_What you will do:_ From the data below, tally each line that has "signaling" in it, then give that tally without comment.

_Supplied records:_

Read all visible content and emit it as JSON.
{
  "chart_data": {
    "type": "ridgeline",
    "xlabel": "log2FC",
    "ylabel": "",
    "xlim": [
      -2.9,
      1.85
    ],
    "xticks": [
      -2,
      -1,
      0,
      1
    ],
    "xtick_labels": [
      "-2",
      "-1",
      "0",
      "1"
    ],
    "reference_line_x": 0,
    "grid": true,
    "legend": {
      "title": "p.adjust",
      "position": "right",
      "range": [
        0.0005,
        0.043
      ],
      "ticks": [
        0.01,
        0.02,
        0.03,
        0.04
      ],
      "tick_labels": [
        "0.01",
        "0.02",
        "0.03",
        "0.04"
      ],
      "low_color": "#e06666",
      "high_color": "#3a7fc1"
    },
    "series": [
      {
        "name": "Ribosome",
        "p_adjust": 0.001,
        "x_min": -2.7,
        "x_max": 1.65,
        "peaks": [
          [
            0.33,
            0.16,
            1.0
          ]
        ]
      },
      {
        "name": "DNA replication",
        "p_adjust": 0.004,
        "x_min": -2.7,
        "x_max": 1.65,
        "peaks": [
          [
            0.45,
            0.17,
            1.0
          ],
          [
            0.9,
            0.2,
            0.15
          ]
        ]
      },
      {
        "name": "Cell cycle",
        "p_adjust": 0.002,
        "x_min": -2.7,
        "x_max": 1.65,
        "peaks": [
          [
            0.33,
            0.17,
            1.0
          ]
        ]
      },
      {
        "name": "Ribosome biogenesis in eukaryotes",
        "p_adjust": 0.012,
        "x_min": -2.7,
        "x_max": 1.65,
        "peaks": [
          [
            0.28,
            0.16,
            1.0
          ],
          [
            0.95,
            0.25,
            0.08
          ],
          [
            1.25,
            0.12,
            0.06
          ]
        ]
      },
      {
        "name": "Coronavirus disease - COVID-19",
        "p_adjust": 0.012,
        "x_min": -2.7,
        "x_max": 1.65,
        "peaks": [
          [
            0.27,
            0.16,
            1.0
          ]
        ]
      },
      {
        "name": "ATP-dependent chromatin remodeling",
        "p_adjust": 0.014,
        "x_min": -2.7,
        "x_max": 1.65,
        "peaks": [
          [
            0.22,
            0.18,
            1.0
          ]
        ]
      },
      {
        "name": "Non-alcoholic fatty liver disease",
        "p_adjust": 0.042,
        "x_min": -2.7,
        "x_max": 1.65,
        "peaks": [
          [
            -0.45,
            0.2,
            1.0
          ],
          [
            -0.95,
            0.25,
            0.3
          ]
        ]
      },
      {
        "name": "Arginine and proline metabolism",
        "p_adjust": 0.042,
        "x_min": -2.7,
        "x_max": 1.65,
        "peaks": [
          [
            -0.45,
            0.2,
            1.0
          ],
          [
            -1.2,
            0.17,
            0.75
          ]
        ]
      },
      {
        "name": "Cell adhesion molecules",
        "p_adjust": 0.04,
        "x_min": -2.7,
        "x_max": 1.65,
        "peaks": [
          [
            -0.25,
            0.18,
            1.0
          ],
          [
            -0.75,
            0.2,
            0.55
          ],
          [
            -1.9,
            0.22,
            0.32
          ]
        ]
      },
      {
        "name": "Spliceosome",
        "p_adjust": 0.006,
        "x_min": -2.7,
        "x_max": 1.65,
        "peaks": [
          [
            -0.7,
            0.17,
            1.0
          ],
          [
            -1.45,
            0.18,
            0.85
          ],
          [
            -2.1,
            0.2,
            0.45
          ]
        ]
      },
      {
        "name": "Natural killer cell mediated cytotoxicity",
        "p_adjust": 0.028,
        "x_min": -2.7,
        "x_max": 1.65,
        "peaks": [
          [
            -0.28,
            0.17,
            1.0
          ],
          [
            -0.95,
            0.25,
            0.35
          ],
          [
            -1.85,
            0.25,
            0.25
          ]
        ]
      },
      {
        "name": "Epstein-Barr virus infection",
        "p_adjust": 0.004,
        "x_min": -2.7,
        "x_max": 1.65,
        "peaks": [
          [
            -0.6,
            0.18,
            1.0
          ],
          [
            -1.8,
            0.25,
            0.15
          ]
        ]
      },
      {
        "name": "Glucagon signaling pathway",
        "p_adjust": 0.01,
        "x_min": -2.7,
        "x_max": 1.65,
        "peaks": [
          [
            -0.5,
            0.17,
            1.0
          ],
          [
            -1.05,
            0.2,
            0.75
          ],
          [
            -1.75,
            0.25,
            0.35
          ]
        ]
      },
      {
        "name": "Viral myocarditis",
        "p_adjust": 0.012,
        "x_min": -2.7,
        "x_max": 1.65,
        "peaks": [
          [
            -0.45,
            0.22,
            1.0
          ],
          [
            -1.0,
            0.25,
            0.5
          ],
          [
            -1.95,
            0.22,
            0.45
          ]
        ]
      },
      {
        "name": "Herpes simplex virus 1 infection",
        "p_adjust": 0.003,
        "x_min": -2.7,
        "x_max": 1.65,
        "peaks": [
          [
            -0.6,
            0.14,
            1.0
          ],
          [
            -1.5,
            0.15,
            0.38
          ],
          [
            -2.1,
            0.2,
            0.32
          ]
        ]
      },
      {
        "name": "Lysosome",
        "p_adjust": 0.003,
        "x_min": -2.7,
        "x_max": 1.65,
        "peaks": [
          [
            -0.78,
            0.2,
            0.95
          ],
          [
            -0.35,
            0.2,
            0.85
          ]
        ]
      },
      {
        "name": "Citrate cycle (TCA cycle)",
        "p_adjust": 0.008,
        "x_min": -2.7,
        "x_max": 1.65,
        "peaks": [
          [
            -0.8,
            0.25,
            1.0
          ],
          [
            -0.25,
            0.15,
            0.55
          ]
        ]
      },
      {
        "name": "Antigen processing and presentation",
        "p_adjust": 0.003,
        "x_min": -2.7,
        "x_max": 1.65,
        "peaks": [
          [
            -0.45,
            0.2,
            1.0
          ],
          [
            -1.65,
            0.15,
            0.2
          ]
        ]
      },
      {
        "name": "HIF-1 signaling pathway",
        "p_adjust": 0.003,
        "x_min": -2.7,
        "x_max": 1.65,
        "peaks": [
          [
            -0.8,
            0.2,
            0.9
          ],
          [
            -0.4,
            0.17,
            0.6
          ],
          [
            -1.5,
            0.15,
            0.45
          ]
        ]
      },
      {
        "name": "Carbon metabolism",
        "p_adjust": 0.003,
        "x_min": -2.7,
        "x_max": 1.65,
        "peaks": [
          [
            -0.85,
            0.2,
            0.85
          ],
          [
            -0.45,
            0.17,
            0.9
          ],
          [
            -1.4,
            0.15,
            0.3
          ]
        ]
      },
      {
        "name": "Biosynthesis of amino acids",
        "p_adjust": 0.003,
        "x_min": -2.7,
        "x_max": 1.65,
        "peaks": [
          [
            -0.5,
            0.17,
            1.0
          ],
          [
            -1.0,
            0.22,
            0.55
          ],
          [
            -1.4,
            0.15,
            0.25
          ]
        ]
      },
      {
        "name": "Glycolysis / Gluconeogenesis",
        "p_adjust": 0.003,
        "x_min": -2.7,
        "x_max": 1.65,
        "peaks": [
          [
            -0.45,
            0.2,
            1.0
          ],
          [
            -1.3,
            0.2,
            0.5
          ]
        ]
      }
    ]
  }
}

_Expected answer:_ 2